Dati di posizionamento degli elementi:

- - - - -

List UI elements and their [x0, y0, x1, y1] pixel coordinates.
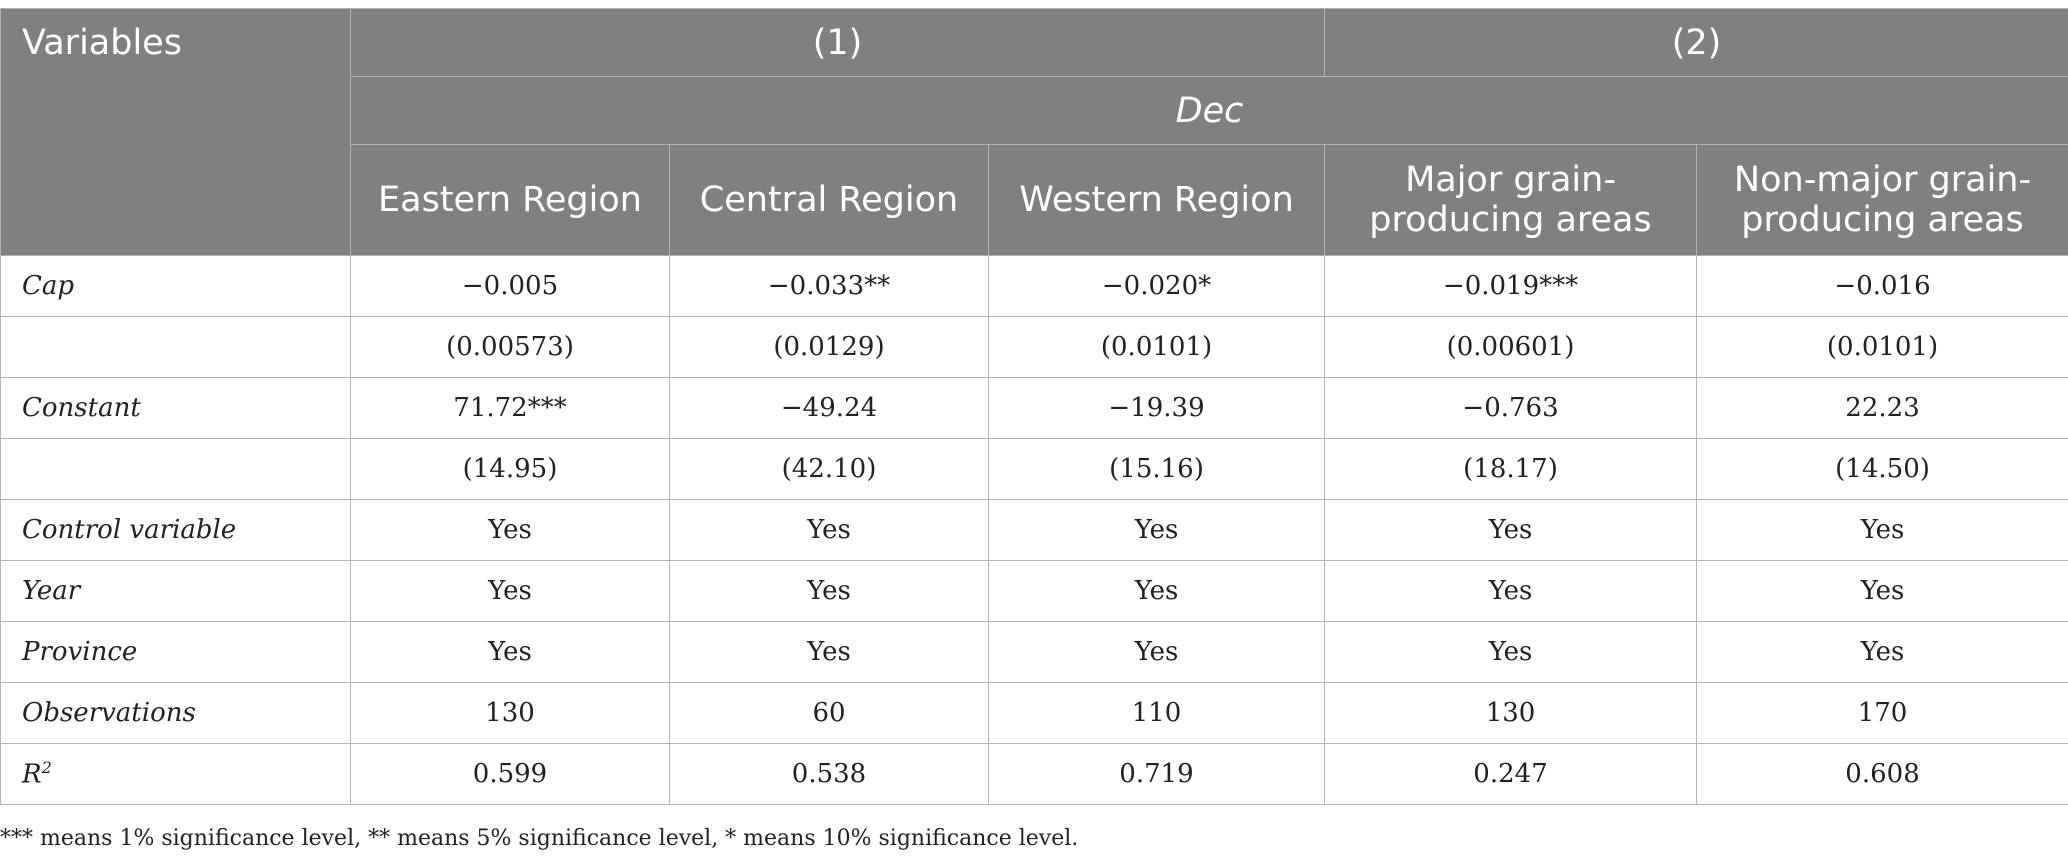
- table-cell: (0.0101): [987, 316, 1326, 378]
- table-cell: 22.23: [1696, 377, 2068, 439]
- table-row: Province Yes Yes Yes Yes Yes: [0, 621, 2068, 683]
- table-cell: (0.0101): [1696, 316, 2068, 378]
- variables-header: Variables: [0, 8, 351, 256]
- table-cell: Yes: [350, 560, 670, 622]
- table-cell: Yes: [1696, 499, 2068, 561]
- table-cell: 170: [1696, 682, 2068, 744]
- dependent-variable-header: Dec: [349, 76, 2068, 145]
- table-row: (0.00573) (0.0129) (0.0101) (0.00601) (0.010…: [0, 316, 2068, 378]
- table-cell: −0.005: [350, 255, 670, 317]
- table-cell: 0.538: [669, 743, 989, 805]
- row-label-text: Observations: [22, 698, 196, 728]
- table-row: Cap −0.005 −0.033** −0.020* −0.019*** −0.016: [0, 255, 2068, 317]
- table-header: Variables (1) (2) Dec Eastern Region Cen…: [0, 8, 2068, 256]
- table-cell: −0.763: [1324, 377, 1698, 439]
- table-cell: Yes: [1696, 621, 2068, 683]
- column-header: Major grain-producing areas: [1324, 144, 1698, 256]
- row-label-text: R: [22, 759, 42, 790]
- table-cell: −19.39: [987, 377, 1326, 439]
- table-row: Constant 71.72*** −49.24 −19.39 −0.763 22.23: [0, 377, 2068, 439]
- table-cell: Yes: [669, 621, 989, 683]
- table-cell: −0.019***: [1324, 255, 1698, 317]
- table-cell: 60: [669, 682, 989, 744]
- table-cell: Yes: [669, 499, 989, 561]
- table-cell: 0.719: [987, 743, 1326, 805]
- column-header: Eastern Region: [350, 144, 670, 256]
- table-cell: 130: [350, 682, 670, 744]
- table-note: *** means 1% significance level, ** mean…: [0, 826, 1079, 851]
- table-cell: 0.247: [1324, 743, 1698, 805]
- group-2-header: (2): [1324, 8, 2068, 77]
- table-cell: −0.020*: [987, 255, 1326, 317]
- table-cell: Yes: [1324, 560, 1698, 622]
- table-cell: (18.17): [1324, 438, 1698, 500]
- table-cell: Yes: [987, 560, 1326, 622]
- table-cell: (0.0129): [669, 316, 989, 378]
- results-table: Variables (1) (2) Dec Eastern Region Cen…: [0, 8, 2068, 805]
- table-cell: 0.599: [350, 743, 670, 805]
- row-label: [0, 438, 351, 500]
- table-row: (14.95) (42.10) (15.16) (18.17) (14.50): [0, 438, 2068, 500]
- table-row: R2 0.599 0.538 0.719 0.247 0.608: [0, 743, 2068, 805]
- table-cell: (15.16): [987, 438, 1326, 500]
- row-label: Constant: [0, 377, 351, 439]
- table-row: Control variable Yes Yes Yes Yes Yes: [0, 499, 2068, 561]
- row-label: Year: [0, 560, 351, 622]
- row-label: Observations: [0, 682, 351, 744]
- row-label: R2: [0, 743, 351, 805]
- table-row: Observations 130 60 110 130 170: [0, 682, 2068, 744]
- table-cell: (42.10): [669, 438, 989, 500]
- results-table-container: Variables (1) (2) Dec Eastern Region Cen…: [0, 8, 2068, 805]
- table-row: Year Yes Yes Yes Yes Yes: [0, 560, 2068, 622]
- table-cell: −0.016: [1696, 255, 2068, 317]
- table-cell: 110: [987, 682, 1326, 744]
- table-cell: 0.608: [1696, 743, 2068, 805]
- row-label: Control variable: [0, 499, 351, 561]
- row-label-text: Year: [22, 576, 81, 606]
- table-cell: −49.24: [669, 377, 989, 439]
- table-cell: Yes: [987, 499, 1326, 561]
- row-label-text: Control variable: [22, 515, 237, 545]
- table-cell: 71.72***: [350, 377, 670, 439]
- row-label-text: Cap: [22, 271, 75, 301]
- table-cell: 130: [1324, 682, 1698, 744]
- table-body: Cap −0.005 −0.033** −0.020* −0.019*** −0.016(…: [0, 255, 2068, 805]
- group-1-header: (1): [349, 8, 1326, 77]
- table-cell: Yes: [987, 621, 1326, 683]
- row-label-text: Province: [22, 637, 138, 667]
- row-label-superscript: 2: [41, 758, 52, 778]
- table-cell: (14.95): [350, 438, 670, 500]
- table-cell: (14.50): [1696, 438, 2068, 500]
- table-cell: (0.00573): [350, 316, 670, 378]
- table-cell: Yes: [1696, 560, 2068, 622]
- row-label: [0, 316, 351, 378]
- table-cell: Yes: [350, 499, 670, 561]
- row-label: Province: [0, 621, 351, 683]
- table-cell: (0.00601): [1324, 316, 1698, 378]
- table-cell: Yes: [1324, 621, 1698, 683]
- row-label: Cap: [0, 255, 351, 317]
- table-cell: −0.033**: [669, 255, 989, 317]
- table-cell: Yes: [1324, 499, 1698, 561]
- table-cell: Yes: [669, 560, 989, 622]
- row-label-text: Constant: [22, 393, 141, 423]
- column-header: Western Region: [987, 144, 1326, 256]
- column-header: Non-major grain-producing areas: [1696, 144, 2068, 256]
- table-cell: Yes: [350, 621, 670, 683]
- column-header: Central Region: [669, 144, 989, 256]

- - - - -

Testo dell'esercizio:
Aggiorna tutti i record sostituendo "table-cell" con "data-cell" e lasciando invariato tutto il resto. Non includere le immagini nella risposta.

Soluzione dell'esercizio:
List UI elements and their [x0, y0, x1, y1] pixel coordinates.
- data-cell: (0.0101): [987, 316, 1326, 378]
- data-cell: 22.23: [1696, 377, 2068, 439]
- table-row: Province Yes Yes Yes Yes Yes: [0, 621, 2068, 683]
- data-cell: (0.0101): [1696, 316, 2068, 378]
- variables-header: Variables: [0, 8, 351, 256]
- data-cell: Yes: [350, 560, 670, 622]
- data-cell: Yes: [1696, 499, 2068, 561]
- data-cell: 170: [1696, 682, 2068, 744]
- dependent-variable-header: Dec: [349, 76, 2068, 145]
- table-row: (0.00573) (0.0129) (0.0101) (0.00601) (0.010…: [0, 316, 2068, 378]
- data-cell: −0.005: [350, 255, 670, 317]
- data-cell: 0.538: [669, 743, 989, 805]
- row-label-text: Observations: [22, 698, 196, 728]
- table-row: Cap −0.005 −0.033** −0.020* −0.019*** −0.016: [0, 255, 2068, 317]
- table-header: Variables (1) (2) Dec Eastern Region Cen…: [0, 8, 2068, 256]
- data-cell: −0.763: [1324, 377, 1698, 439]
- data-cell: Yes: [1696, 621, 2068, 683]
- column-header: Major grain-producing areas: [1324, 144, 1698, 256]
- row-label-text: R: [22, 759, 42, 790]
- data-cell: −19.39: [987, 377, 1326, 439]
- table-row: Constant 71.72*** −49.24 −19.39 −0.763 22.23: [0, 377, 2068, 439]
- data-cell: Yes: [669, 621, 989, 683]
- data-cell: −0.019***: [1324, 255, 1698, 317]
- data-cell: 60: [669, 682, 989, 744]
- data-cell: Yes: [669, 499, 989, 561]
- data-cell: 0.719: [987, 743, 1326, 805]
- column-header: Eastern Region: [350, 144, 670, 256]
- data-cell: 130: [350, 682, 670, 744]
- table-note: *** means 1% significance level, ** mean…: [0, 826, 1079, 851]
- data-cell: 0.247: [1324, 743, 1698, 805]
- group-2-header: (2): [1324, 8, 2068, 77]
- data-cell: −0.020*: [987, 255, 1326, 317]
- data-cell: Yes: [1324, 560, 1698, 622]
- data-cell: (18.17): [1324, 438, 1698, 500]
- data-cell: Yes: [987, 560, 1326, 622]
- data-cell: (0.0129): [669, 316, 989, 378]
- results-table: Variables (1) (2) Dec Eastern Region Cen…: [0, 8, 2068, 805]
- data-cell: 0.599: [350, 743, 670, 805]
- row-label: [0, 438, 351, 500]
- table-row: (14.95) (42.10) (15.16) (18.17) (14.50): [0, 438, 2068, 500]
- table-row: R2 0.599 0.538 0.719 0.247 0.608: [0, 743, 2068, 805]
- data-cell: (15.16): [987, 438, 1326, 500]
- row-label: Constant: [0, 377, 351, 439]
- table-row: Control variable Yes Yes Yes Yes Yes: [0, 499, 2068, 561]
- row-label: Year: [0, 560, 351, 622]
- row-label: Observations: [0, 682, 351, 744]
- row-label: R2: [0, 743, 351, 805]
- table-row: Observations 130 60 110 130 170: [0, 682, 2068, 744]
- data-cell: (42.10): [669, 438, 989, 500]
- results-table-container: Variables (1) (2) Dec Eastern Region Cen…: [0, 8, 2068, 805]
- table-row: Year Yes Yes Yes Yes Yes: [0, 560, 2068, 622]
- data-cell: −0.016: [1696, 255, 2068, 317]
- data-cell: 110: [987, 682, 1326, 744]
- data-cell: 0.608: [1696, 743, 2068, 805]
- row-label: Control variable: [0, 499, 351, 561]
- row-label-text: Year: [22, 576, 81, 606]
- data-cell: −49.24: [669, 377, 989, 439]
- data-cell: Yes: [987, 499, 1326, 561]
- row-label-text: Control variable: [22, 515, 237, 545]
- data-cell: 71.72***: [350, 377, 670, 439]
- row-label-text: Cap: [22, 271, 75, 301]
- data-cell: 130: [1324, 682, 1698, 744]
- table-body: Cap −0.005 −0.033** −0.020* −0.019*** −0.016(…: [0, 255, 2068, 805]
- group-1-header: (1): [349, 8, 1326, 77]
- data-cell: Yes: [987, 621, 1326, 683]
- row-label-text: Province: [22, 637, 138, 667]
- row-label-superscript: 2: [41, 758, 52, 778]
- data-cell: (14.95): [350, 438, 670, 500]
- data-cell: (14.50): [1696, 438, 2068, 500]
- data-cell: (0.00573): [350, 316, 670, 378]
- data-cell: Yes: [1696, 560, 2068, 622]
- row-label: [0, 316, 351, 378]
- data-cell: Yes: [350, 499, 670, 561]
- row-label: Province: [0, 621, 351, 683]
- data-cell: (0.00601): [1324, 316, 1698, 378]
- data-cell: Yes: [1324, 621, 1698, 683]
- row-label: Cap: [0, 255, 351, 317]
- data-cell: −0.033**: [669, 255, 989, 317]
- data-cell: Yes: [1324, 499, 1698, 561]
- data-cell: Yes: [669, 560, 989, 622]
- row-label-text: Constant: [22, 393, 141, 423]
- column-header: Western Region: [987, 144, 1326, 256]
- column-header: Non-major grain-producing areas: [1696, 144, 2068, 256]
- data-cell: Yes: [350, 621, 670, 683]
- column-header: Central Region: [669, 144, 989, 256]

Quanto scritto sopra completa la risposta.